- [요구 사항]:
아래 목록의 첫 줄부터 "extra-layers-heading: Couches supplémentaires"라는 내용이 담긴 줄까지를 양 끝 줄을 포함하여 한 글자도 바꾸지 말고 그대로 옮겨 적으시오.

- [처리할 목록]:
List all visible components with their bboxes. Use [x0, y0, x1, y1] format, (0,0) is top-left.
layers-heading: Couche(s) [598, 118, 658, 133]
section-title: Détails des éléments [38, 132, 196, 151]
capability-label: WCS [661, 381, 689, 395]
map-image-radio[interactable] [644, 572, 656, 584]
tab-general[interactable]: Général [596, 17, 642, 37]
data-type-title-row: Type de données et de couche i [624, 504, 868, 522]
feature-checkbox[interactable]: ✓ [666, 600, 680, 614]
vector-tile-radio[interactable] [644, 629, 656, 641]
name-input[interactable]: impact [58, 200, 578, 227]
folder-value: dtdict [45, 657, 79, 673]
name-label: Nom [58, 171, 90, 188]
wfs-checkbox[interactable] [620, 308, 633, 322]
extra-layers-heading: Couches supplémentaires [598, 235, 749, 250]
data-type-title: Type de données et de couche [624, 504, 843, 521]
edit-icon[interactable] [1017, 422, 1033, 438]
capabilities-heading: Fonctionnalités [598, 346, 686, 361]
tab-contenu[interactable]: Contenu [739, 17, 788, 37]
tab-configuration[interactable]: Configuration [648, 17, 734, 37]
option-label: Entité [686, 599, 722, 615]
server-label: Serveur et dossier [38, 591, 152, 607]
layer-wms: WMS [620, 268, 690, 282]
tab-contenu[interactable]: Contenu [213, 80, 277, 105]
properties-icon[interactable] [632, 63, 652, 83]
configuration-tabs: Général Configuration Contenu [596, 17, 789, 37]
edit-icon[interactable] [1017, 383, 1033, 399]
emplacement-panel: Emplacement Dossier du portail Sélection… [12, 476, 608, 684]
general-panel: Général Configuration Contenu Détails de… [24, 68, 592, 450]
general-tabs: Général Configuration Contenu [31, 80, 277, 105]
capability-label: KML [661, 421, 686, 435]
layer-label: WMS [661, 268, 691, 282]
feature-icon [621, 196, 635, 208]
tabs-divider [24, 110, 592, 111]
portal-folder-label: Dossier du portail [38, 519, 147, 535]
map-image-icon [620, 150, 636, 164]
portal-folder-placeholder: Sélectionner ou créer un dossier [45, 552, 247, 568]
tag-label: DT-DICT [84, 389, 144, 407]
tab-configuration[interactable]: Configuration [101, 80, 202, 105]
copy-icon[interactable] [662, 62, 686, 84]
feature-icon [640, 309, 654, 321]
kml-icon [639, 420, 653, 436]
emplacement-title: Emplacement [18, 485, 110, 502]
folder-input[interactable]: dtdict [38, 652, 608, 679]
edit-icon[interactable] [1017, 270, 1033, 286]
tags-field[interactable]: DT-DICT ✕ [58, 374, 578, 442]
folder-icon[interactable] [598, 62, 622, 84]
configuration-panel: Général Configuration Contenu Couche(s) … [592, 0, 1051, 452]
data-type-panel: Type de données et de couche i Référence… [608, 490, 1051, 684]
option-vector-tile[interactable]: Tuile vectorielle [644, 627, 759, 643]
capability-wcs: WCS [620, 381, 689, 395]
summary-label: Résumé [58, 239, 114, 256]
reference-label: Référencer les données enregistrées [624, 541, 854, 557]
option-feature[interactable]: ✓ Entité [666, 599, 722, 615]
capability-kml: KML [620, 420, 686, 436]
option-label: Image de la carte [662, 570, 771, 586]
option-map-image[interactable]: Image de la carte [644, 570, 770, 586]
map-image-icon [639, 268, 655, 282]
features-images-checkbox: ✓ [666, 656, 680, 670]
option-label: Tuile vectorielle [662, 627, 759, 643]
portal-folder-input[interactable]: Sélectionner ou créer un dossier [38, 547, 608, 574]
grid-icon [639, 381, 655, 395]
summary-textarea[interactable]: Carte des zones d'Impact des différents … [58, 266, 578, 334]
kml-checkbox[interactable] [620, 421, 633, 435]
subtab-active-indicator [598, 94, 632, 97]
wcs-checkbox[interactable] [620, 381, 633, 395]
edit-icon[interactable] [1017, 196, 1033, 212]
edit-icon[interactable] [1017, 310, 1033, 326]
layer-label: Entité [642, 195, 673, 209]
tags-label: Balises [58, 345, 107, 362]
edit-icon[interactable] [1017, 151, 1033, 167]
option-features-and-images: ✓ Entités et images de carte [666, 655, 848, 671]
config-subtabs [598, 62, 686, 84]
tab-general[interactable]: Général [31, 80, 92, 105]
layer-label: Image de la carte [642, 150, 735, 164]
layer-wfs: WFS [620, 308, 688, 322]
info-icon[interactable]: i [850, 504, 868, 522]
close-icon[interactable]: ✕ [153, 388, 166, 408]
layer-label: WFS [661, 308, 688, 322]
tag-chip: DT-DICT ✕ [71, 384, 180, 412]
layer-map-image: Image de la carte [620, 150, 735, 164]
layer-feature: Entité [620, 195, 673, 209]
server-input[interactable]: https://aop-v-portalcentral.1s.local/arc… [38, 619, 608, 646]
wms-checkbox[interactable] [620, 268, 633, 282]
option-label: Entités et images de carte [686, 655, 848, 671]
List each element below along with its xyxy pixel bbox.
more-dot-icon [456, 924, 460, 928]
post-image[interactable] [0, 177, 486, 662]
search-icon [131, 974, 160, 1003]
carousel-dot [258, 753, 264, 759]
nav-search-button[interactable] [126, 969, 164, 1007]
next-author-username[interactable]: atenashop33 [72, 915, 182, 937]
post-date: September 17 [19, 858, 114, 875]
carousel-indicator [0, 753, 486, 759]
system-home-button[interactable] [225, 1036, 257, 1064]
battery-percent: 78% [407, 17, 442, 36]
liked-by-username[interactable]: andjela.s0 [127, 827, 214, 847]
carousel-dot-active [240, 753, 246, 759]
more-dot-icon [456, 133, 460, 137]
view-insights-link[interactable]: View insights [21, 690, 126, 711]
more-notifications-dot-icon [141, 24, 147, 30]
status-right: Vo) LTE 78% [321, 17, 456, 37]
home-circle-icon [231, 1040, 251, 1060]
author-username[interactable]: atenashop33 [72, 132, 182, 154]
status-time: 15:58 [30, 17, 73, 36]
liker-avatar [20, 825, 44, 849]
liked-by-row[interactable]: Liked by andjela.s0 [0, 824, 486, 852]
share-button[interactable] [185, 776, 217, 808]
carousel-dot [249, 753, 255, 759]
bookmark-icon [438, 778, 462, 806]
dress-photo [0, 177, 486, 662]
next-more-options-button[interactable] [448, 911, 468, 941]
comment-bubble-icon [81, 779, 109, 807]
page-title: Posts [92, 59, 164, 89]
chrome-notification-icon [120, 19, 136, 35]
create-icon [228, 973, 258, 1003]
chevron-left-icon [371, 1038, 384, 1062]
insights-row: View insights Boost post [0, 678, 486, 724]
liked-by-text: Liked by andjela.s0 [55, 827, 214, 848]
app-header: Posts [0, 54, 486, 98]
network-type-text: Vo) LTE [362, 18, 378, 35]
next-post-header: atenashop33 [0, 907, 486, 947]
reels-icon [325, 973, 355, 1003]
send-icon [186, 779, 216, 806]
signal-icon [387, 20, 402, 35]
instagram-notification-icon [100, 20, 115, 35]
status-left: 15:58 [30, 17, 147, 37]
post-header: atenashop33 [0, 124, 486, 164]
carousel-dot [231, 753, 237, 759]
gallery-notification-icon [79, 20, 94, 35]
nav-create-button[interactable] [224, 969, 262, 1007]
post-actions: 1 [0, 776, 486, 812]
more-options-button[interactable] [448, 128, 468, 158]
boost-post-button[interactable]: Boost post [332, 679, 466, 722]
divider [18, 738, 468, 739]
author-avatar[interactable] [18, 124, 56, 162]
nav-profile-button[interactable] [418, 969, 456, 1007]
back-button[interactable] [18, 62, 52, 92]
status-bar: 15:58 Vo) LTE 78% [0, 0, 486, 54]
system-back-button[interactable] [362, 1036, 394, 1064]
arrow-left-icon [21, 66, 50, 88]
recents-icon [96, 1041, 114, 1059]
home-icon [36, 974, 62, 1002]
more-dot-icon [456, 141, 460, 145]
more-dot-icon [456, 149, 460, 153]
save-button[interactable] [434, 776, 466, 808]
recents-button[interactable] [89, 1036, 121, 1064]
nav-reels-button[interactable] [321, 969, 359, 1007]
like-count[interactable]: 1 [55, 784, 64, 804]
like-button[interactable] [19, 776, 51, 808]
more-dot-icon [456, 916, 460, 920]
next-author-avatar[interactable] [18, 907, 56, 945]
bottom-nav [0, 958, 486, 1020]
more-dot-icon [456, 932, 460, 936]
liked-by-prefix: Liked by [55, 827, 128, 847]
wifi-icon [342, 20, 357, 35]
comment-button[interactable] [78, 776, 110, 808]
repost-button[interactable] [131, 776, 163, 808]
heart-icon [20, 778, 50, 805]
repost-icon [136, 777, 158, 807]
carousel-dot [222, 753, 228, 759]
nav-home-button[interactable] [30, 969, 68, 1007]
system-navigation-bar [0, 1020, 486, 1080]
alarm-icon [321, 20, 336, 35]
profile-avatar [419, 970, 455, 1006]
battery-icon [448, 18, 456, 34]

- [최종 결과]:
List all visible components with their bboxes. Use [x0, y0, x1, y1] format, (0,0) is top-left.
layers-heading: Couche(s) [598, 118, 658, 133]
section-title: Détails des éléments [38, 132, 196, 151]
capability-label: WCS [661, 381, 689, 395]
map-image-radio[interactable] [644, 572, 656, 584]
tab-general[interactable]: Général [596, 17, 642, 37]
data-type-title-row: Type de données et de couche i [624, 504, 868, 522]
feature-checkbox[interactable]: ✓ [666, 600, 680, 614]
vector-tile-radio[interactable] [644, 629, 656, 641]
name-input[interactable]: impact [58, 200, 578, 227]
folder-value: dtdict [45, 657, 79, 673]
name-label: Nom [58, 171, 90, 188]
wfs-checkbox[interactable] [620, 308, 633, 322]
extra-layers-heading: Couches supplémentaires [598, 235, 749, 250]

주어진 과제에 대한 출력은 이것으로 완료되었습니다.